■ OBJECTIVE
All lines below must be repeated exactly, with the pictures omitted.

(Collection entries)
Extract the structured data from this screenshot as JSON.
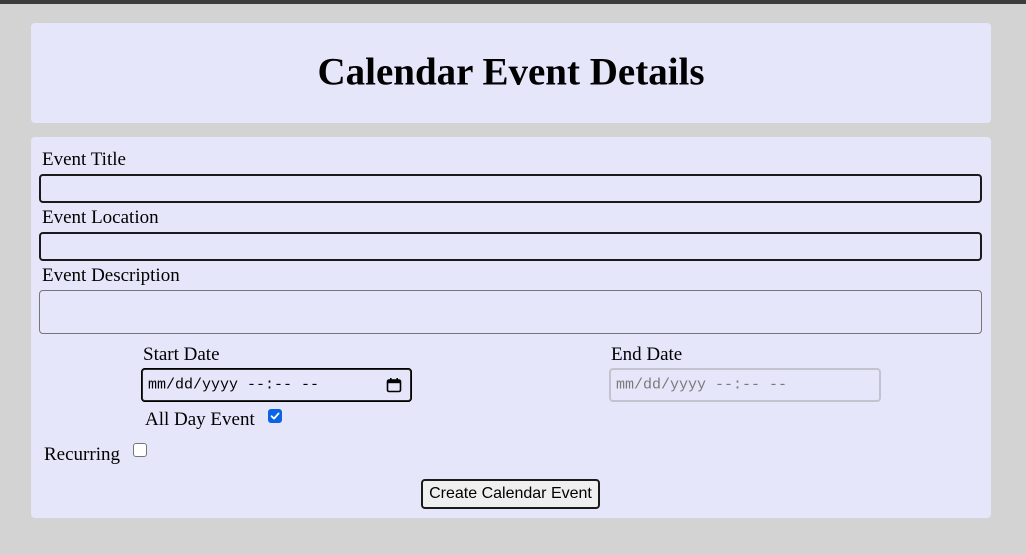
{
  "header": {
    "title": "Calendar Event Details"
  },
  "form": {
    "event_title": {
      "label": "Event Title",
      "value": ""
    },
    "event_location": {
      "label": "Event Location",
      "value": ""
    },
    "event_description": {
      "label": "Event Description",
      "value": ""
    },
    "start_date": {
      "label": "Start Date",
      "placeholder": "mm/dd/yyyy --:-- --"
    },
    "end_date": {
      "label": "End Date",
      "placeholder": "mm/dd/yyyy --:-- --",
      "disabled": true
    },
    "all_day": {
      "label": "All Day Event",
      "checked": true
    },
    "recurring": {
      "label": "Recurring",
      "checked": false
    },
    "submit_label": "Create Calendar Event"
  },
  "colors": {
    "page_background": "#d3d3d3",
    "panel_background": "#e6e6fa",
    "checkbox_accent": "#0b63e5"
  }
}
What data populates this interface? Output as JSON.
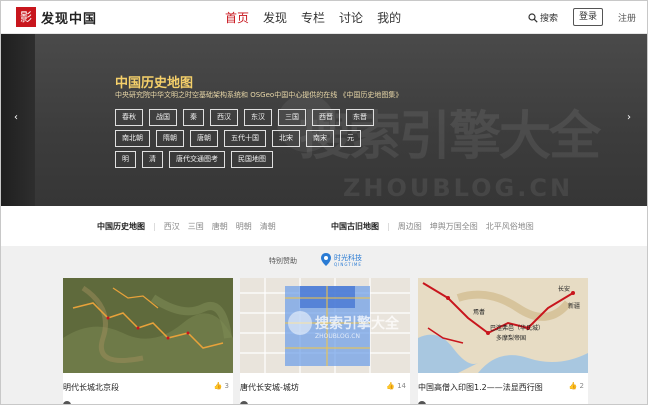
{
  "header": {
    "logo_mark": "影",
    "site_name": "发现中国",
    "nav": [
      {
        "label": "首页",
        "active": true
      },
      {
        "label": "发现",
        "active": false
      },
      {
        "label": "专栏",
        "active": false
      },
      {
        "label": "讨论",
        "active": false
      },
      {
        "label": "我的",
        "active": false
      }
    ],
    "search_label": "搜索",
    "login_label": "登录",
    "register_label": "注册"
  },
  "banner": {
    "title": "中国历史地图",
    "description": "中央研究院中华文明之时空基础架构系统和 OSGeo中国中心提供的在线 《中国历史地图集》",
    "tags": [
      "春秋",
      "战国",
      "秦",
      "西汉",
      "东汉",
      "三国",
      "西晋",
      "东晋",
      "南北朝",
      "隋朝",
      "唐朝",
      "五代十国",
      "北宋",
      "南宋",
      "元",
      "明",
      "清",
      "唐代交通图考",
      "民国地图"
    ],
    "watermark_text": "搜索引擎大全",
    "watermark_url": "ZHOUBLOG.CN",
    "arrow_left": "‹",
    "arrow_right": "›"
  },
  "categories": {
    "group1": {
      "head": "中国历史地图",
      "links": [
        "西汉",
        "三国",
        "唐朝",
        "明朝",
        "清朝"
      ]
    },
    "group2": {
      "head": "中国古旧地图",
      "links": [
        "周边图",
        "坤舆万国全图",
        "北平风俗地图"
      ]
    }
  },
  "sponsor": {
    "label": "特别赞助",
    "name": "时光科技",
    "sub": "QINGTIME"
  },
  "cards": [
    {
      "title": "明代长城北京段",
      "count": "3"
    },
    {
      "title": "唐代长安城-城坊",
      "count": "14"
    },
    {
      "title": "中国高僧入印图1.2——法显西行图",
      "count": "2"
    }
  ],
  "map_labels": {
    "card3": [
      "长安",
      "新疆",
      "焉耆",
      "巴连弗邑（华氏城）",
      "多摩梨帝国"
    ]
  },
  "colors": {
    "brand_red": "#c8161d",
    "banner_title": "#f5d06a",
    "sponsor_blue": "#2a7bd4"
  }
}
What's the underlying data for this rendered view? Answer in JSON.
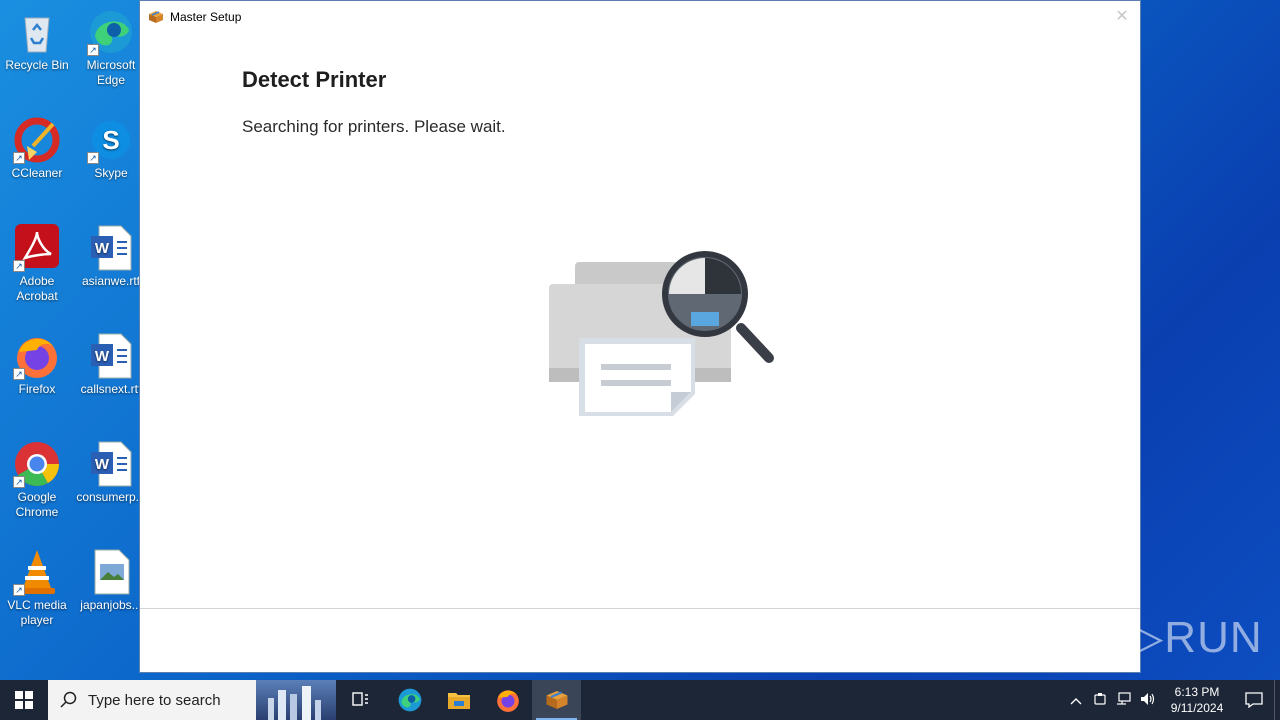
{
  "desktop": {
    "icons": [
      {
        "label": "Recycle Bin"
      },
      {
        "label": "Microsoft Edge"
      },
      {
        "label": "CCleaner"
      },
      {
        "label": "Skype"
      },
      {
        "label": "Adobe Acrobat"
      },
      {
        "label": "asianwe.rtf"
      },
      {
        "label": "Firefox"
      },
      {
        "label": "callsnext.rtf"
      },
      {
        "label": "Google Chrome"
      },
      {
        "label": "consumerp..."
      },
      {
        "label": "VLC media player"
      },
      {
        "label": "japanjobs..."
      }
    ]
  },
  "window": {
    "title": "Master Setup",
    "close_glyph": "✕",
    "heading": "Detect Printer",
    "subtext": "Searching for printers. Please wait."
  },
  "watermark": "ANY▷RUN",
  "taskbar": {
    "search_placeholder": "Type here to search",
    "clock_time": "6:13 PM",
    "clock_date": "9/11/2024"
  }
}
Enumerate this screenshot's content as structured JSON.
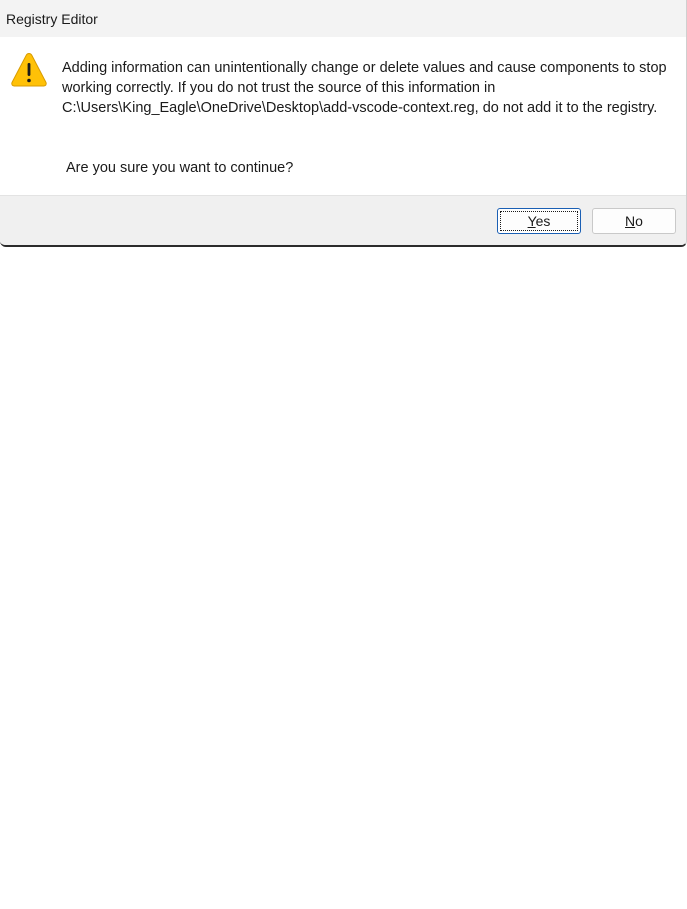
{
  "window": {
    "title": "Registry Editor"
  },
  "dialog": {
    "icon": "warning-icon",
    "message": "Adding information can unintentionally change or delete values and cause components to stop working correctly. If you do not trust the source of this information in C:\\Users\\King_Eagle\\OneDrive\\Desktop\\add-vscode-context.reg, do not add it to the registry.",
    "question": "Are you sure you want to continue?"
  },
  "buttons": {
    "yes": {
      "mnemonic": "Y",
      "rest": "es"
    },
    "no": {
      "mnemonic": "N",
      "rest": "o"
    }
  },
  "colors": {
    "warning_fill": "#FFC107",
    "warning_outline": "#D89B00",
    "focus_border": "#1A5FB4"
  }
}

■ RESULT FOR THIS TASK
Extract the structured data from this screenshot as JSON.
{
  "header": {
    "title": "Calendar Event Details"
  },
  "form": {
    "event_title": {
      "label": "Event Title",
      "value": ""
    },
    "event_location": {
      "label": "Event Location",
      "value": ""
    },
    "event_description": {
      "label": "Event Description",
      "value": ""
    },
    "start_date": {
      "label": "Start Date",
      "placeholder": "mm/dd/yyyy --:-- --"
    },
    "end_date": {
      "label": "End Date",
      "placeholder": "mm/dd/yyyy --:-- --",
      "disabled": true
    },
    "all_day": {
      "label": "All Day Event",
      "checked": true
    },
    "recurring": {
      "label": "Recurring",
      "checked": false
    },
    "submit_label": "Create Calendar Event"
  },
  "colors": {
    "page_background": "#d3d3d3",
    "panel_background": "#e6e6fa",
    "checkbox_accent": "#0b63e5"
  }
}
What data populates this interface? Output as JSON.
{
  "header": {
    "logo_mark": "影",
    "site_name": "发现中国",
    "nav": [
      {
        "label": "首页",
        "active": true
      },
      {
        "label": "发现",
        "active": false
      },
      {
        "label": "专栏",
        "active": false
      },
      {
        "label": "讨论",
        "active": false
      },
      {
        "label": "我的",
        "active": false
      }
    ],
    "search_label": "搜索",
    "login_label": "登录",
    "register_label": "注册"
  },
  "banner": {
    "title": "中国历史地图",
    "description": "中央研究院中华文明之时空基础架构系统和 OSGeo中国中心提供的在线 《中国历史地图集》",
    "tags": [
      "春秋",
      "战国",
      "秦",
      "西汉",
      "东汉",
      "三国",
      "西晋",
      "东晋",
      "南北朝",
      "隋朝",
      "唐朝",
      "五代十国",
      "北宋",
      "南宋",
      "元",
      "明",
      "清",
      "唐代交通图考",
      "民国地图"
    ],
    "watermark_text": "搜索引擎大全",
    "watermark_url": "ZHOUBLOG.CN",
    "arrow_left": "‹",
    "arrow_right": "›"
  },
  "categories": {
    "group1": {
      "head": "中国历史地图",
      "links": [
        "西汉",
        "三国",
        "唐朝",
        "明朝",
        "清朝"
      ]
    },
    "group2": {
      "head": "中国古旧地图",
      "links": [
        "周边图",
        "坤舆万国全图",
        "北平风俗地图"
      ]
    }
  },
  "sponsor": {
    "label": "特别赞助",
    "name": "时光科技",
    "sub": "QINGTIME"
  },
  "cards": [
    {
      "title": "明代长城北京段",
      "count": "3"
    },
    {
      "title": "唐代长安城-城坊",
      "count": "14"
    },
    {
      "title": "中国高僧入印图1.2——法显西行图",
      "count": "2"
    }
  ],
  "map_labels": {
    "card3": [
      "长安",
      "新疆",
      "焉耆",
      "巴连弗邑（华氏城）",
      "多摩梨帝国"
    ]
  },
  "colors": {
    "brand_red": "#c8161d",
    "banner_title": "#f5d06a",
    "sponsor_blue": "#2a7bd4"
  }
}
What's the underlying data for this rendered view? Answer in JSON.
{
  "desktop": {
    "icons": [
      {
        "label": "Recycle Bin"
      },
      {
        "label": "Microsoft Edge"
      },
      {
        "label": "CCleaner"
      },
      {
        "label": "Skype"
      },
      {
        "label": "Adobe Acrobat"
      },
      {
        "label": "asianwe.rtf"
      },
      {
        "label": "Firefox"
      },
      {
        "label": "callsnext.rtf"
      },
      {
        "label": "Google Chrome"
      },
      {
        "label": "consumerp..."
      },
      {
        "label": "VLC media player"
      },
      {
        "label": "japanjobs..."
      }
    ]
  },
  "window": {
    "title": "Master Setup",
    "close_glyph": "✕",
    "heading": "Detect Printer",
    "subtext": "Searching for printers. Please wait."
  },
  "watermark": "ANY▷RUN",
  "taskbar": {
    "search_placeholder": "Type here to search",
    "clock_time": "6:13 PM",
    "clock_date": "9/11/2024"
  }
}
Enumerate this screenshot's content as structured JSON.
{
  "window": {
    "title": "Registry Editor"
  },
  "dialog": {
    "icon": "warning-icon",
    "message": "Adding information can unintentionally change or delete values and cause components to stop working correctly. If you do not trust the source of this information in C:\\Users\\King_Eagle\\OneDrive\\Desktop\\add-vscode-context.reg, do not add it to the registry.",
    "question": "Are you sure you want to continue?"
  },
  "buttons": {
    "yes": {
      "mnemonic": "Y",
      "rest": "es"
    },
    "no": {
      "mnemonic": "N",
      "rest": "o"
    }
  },
  "colors": {
    "warning_fill": "#FFC107",
    "warning_outline": "#D89B00",
    "focus_border": "#1A5FB4"
  }
}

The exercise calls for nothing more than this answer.